# SET PROBLEM 1
Answer these questions about the scheduler patch, one line each:
(a) Which file does the scheduler patch change?
(b) How many insertions and how many deletions does its summary report?
(c) Which function does it propose to use in place of the preparatory dequeue?
# SET PROBLEM 2
Can you quote the part of the scheduler patch that opens with the words containing "--- a/kernel/sched/fair.c" and closes with "else if (se->on_rq)"?
# SET PROBLEM 3
What comes next in the scheduler patch? Continue it from where it stops.

# SELECTION
Probable not worth any churn or effort, but it is an option.

sched: Clean up sched_delayed handling in unthrottle_cfs_rq()

requeue_delayed_entity() achieves and documents in one line what a less
clear preparatory dequeue facilitates over several, so use it instead,
and remove the superfluous comment.

Signed-off-by: Mike Galbraith <efault@gmx.de>
---
 kernel/sched/fair.c |    9 +++------
 1 file changed, 3 insertions(+), 6 deletions(-)

--- a/kernel/sched/fair.c
+++ b/kernel/sched/fair.c
@@ -6058,12 +6058,9 @@ void unthrottle_cfs_rq(struct cfs_rq *cf
 	for_each_sched_entity(se) {
 		struct cfs_rq *qcfs_rq = cfs_rq_of(se);

-		/* Handle any unfinished DELAY_DEQUEUE business first. */
-		if (se->sched_delayed) {
-			int flags = DEQUEUE_SLEEP | DEQUEUE_DELAYED;
-
-			dequeue_entity(qcfs_rq, se, flags);
-		} else if (se->on_rq)

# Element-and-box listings
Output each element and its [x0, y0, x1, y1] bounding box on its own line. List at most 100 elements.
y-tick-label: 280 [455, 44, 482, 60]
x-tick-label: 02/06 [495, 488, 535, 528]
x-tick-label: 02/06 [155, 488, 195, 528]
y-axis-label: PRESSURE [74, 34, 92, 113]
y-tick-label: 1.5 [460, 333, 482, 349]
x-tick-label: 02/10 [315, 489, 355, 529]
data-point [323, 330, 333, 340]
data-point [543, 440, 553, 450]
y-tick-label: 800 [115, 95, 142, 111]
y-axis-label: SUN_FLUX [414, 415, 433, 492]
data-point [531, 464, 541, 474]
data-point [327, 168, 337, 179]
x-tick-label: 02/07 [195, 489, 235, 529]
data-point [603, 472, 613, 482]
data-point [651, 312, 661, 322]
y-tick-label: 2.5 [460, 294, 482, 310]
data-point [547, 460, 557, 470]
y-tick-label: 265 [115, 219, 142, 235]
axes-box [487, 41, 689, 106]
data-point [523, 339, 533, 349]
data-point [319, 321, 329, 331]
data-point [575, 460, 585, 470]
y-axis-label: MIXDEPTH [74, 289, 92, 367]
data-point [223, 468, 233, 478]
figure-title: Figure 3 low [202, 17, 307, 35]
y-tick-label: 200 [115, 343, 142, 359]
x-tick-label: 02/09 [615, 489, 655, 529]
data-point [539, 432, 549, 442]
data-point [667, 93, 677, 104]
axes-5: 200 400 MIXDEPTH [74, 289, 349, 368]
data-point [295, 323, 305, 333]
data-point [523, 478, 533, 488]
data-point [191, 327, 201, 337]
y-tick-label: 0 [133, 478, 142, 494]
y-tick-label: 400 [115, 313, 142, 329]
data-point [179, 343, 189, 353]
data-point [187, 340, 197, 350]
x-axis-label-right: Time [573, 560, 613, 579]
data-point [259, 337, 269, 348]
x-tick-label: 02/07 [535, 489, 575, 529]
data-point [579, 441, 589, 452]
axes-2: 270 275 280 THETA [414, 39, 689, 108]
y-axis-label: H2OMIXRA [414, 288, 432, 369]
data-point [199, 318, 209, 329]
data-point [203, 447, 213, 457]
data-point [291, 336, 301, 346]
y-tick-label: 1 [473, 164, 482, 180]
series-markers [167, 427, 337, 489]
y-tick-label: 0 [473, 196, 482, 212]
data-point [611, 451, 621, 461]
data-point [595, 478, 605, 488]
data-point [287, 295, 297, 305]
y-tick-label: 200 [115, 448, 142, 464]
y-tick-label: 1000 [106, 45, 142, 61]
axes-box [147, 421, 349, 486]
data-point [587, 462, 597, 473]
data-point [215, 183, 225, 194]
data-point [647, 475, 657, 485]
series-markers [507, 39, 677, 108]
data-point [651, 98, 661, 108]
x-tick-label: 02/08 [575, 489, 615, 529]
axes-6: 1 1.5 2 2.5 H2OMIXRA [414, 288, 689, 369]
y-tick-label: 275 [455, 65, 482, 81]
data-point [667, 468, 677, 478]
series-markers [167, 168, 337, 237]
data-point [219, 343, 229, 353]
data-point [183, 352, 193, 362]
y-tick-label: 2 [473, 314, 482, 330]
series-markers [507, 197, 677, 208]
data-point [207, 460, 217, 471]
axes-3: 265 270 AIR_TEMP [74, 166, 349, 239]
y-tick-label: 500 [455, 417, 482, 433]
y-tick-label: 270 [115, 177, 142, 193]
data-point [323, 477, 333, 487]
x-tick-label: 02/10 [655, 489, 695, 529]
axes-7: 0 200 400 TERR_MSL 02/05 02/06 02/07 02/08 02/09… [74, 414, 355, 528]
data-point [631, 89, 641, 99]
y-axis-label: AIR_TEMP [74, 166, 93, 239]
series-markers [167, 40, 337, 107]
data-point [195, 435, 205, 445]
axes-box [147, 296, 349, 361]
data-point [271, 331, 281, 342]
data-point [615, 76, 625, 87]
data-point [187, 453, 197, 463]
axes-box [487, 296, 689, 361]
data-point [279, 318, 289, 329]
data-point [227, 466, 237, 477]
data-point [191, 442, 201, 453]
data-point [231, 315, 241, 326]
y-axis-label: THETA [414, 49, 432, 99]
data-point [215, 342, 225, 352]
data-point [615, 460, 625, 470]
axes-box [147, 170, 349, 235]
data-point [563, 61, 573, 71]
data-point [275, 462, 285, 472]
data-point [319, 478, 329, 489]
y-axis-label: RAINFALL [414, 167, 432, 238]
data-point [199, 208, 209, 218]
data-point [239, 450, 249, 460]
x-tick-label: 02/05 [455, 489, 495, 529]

# TASK ANSWER 1
(a) kernel/sched/fair.c
(b) 3 insertions and 6 deletions
(c) requeue_delayed_entity()

# TASK ANSWER 2
--- a/kernel/sched/fair.c
+++ b/kernel/sched/fair.c
@@ -6058,12 +6058,9 @@ void unthrottle_cfs_rq(struct cfs_rq *cf
 	for_each_sched_entity(se) {
 		struct cfs_rq *qcfs_rq = cfs_rq_of(se);

-		/* Handle any unfinished DELAY_DEQUEUE business first. */
-		if (se->sched_delayed) {
-			int flags = DEQUEUE_SLEEP | DEQUEUE_DELAYED;
-
-			dequeue_entity(qcfs_rq, se, flags);
-		} else if (se->on_rq)

# TASK ANSWER 3
+		if (se->sched_delayed)
+			requeue_delayed_entity(se);
+		if (se->on_rq)
 			break;
 		enqueue_entity(qcfs_rq, se, ENQUEUE_WAKEUP);
Re: sched/fair: Kernel panics in pick_next_entity
Posted by Vishal Chourasia 1 month, 3 weeks ago
On Thu, Oct 03, 2024 at 11:31:06AM +0200, Mike Galbraith wrote:
> On Thu, 2024-10-03 at 06:41 +0200, Mike Galbraith wrote:
> > On Wed, 2024-10-02 at 15:31 -0700, Benjamin Segall wrote:
> 
> > > Whether dequeue_entity + enqueue_entity is better or worse than
> > > requeue_delayed_entity (+break), I really don't know.
> >
> > Hm, I'd say requeue_delayed_entity() not only fits better, it using
> > less lines gives it an extra brownie point.
> 
> Probable not worth any churn or effort, but it is an option.
> 
> sched: Clean up sched_delayed handling in unthrottle_cfs_rq()
> 
> requeue_delayed_entity() achieves and documents in one line what a less
> clear preparatory dequeue facilitates over several, so use it instead,
> and remove the superfluous comment.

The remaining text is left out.